Stated exercise = Extract every line where the string "each" appears.

Dataset rows =
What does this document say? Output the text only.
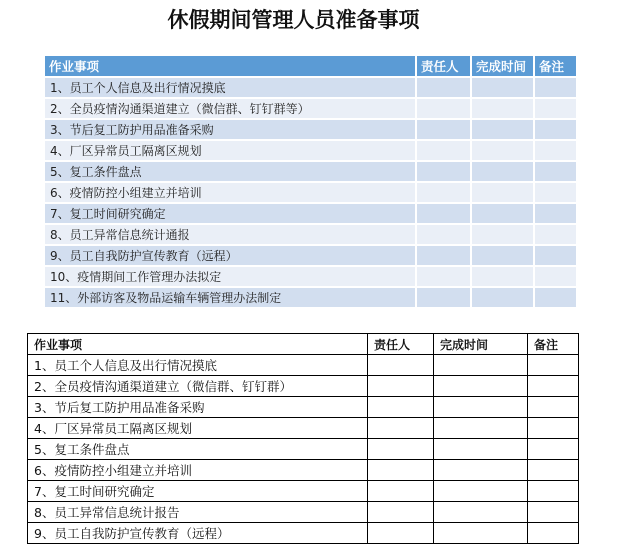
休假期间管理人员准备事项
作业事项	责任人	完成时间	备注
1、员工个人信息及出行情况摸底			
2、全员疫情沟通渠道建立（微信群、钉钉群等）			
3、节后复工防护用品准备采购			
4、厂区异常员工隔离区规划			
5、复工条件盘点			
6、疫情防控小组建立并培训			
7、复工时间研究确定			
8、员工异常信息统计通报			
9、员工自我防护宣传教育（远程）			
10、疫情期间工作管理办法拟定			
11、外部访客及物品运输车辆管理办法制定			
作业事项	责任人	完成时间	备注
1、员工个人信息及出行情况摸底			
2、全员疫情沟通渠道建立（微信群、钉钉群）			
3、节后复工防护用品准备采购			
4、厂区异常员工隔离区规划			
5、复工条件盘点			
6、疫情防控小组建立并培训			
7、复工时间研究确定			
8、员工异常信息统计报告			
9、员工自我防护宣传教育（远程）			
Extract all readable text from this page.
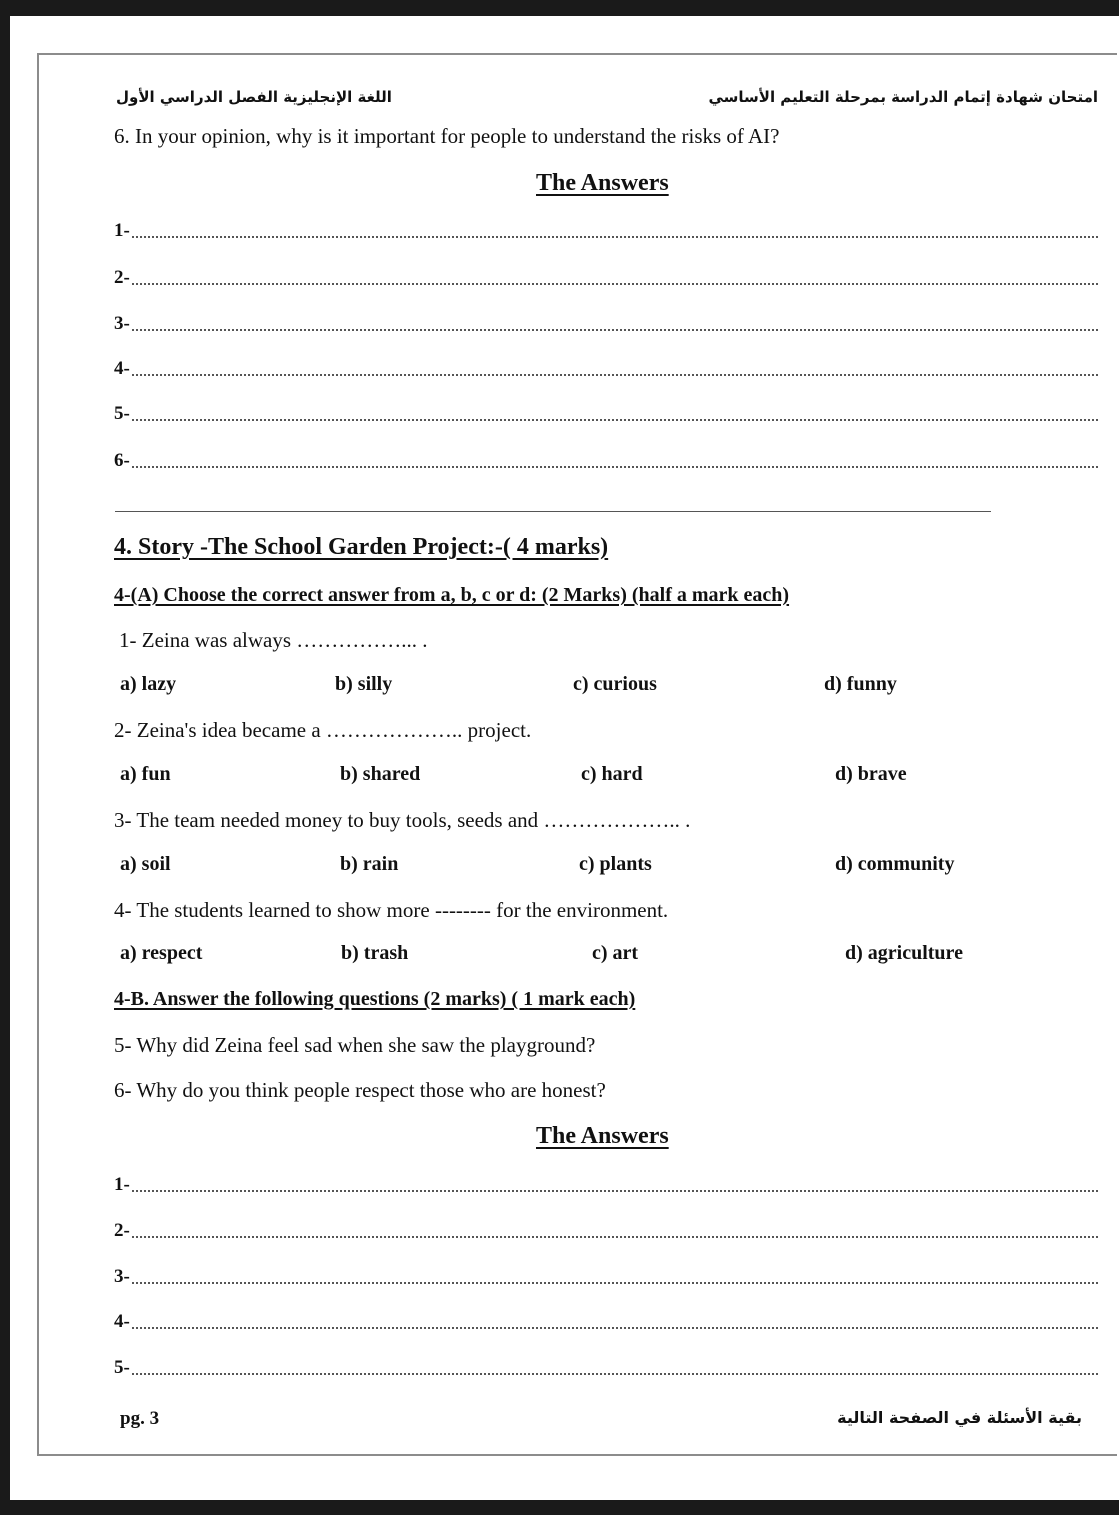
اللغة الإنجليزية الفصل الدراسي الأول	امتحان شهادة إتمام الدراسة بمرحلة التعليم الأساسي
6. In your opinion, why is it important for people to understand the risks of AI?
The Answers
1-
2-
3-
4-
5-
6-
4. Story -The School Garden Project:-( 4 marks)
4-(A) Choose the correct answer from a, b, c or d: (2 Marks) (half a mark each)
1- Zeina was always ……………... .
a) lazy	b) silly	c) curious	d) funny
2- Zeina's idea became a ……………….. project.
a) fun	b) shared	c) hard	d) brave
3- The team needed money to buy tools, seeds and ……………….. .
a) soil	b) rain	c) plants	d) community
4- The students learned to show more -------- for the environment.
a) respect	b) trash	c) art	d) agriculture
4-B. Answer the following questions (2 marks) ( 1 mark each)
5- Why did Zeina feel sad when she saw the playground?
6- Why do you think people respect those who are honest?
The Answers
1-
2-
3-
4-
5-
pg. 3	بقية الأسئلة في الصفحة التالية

Final answer =
4-(A) Choose the correct answer from a, b, c or d: (2 Marks) (half a mark each)
4-B. Answer the following questions (2 marks) ( 1 mark each)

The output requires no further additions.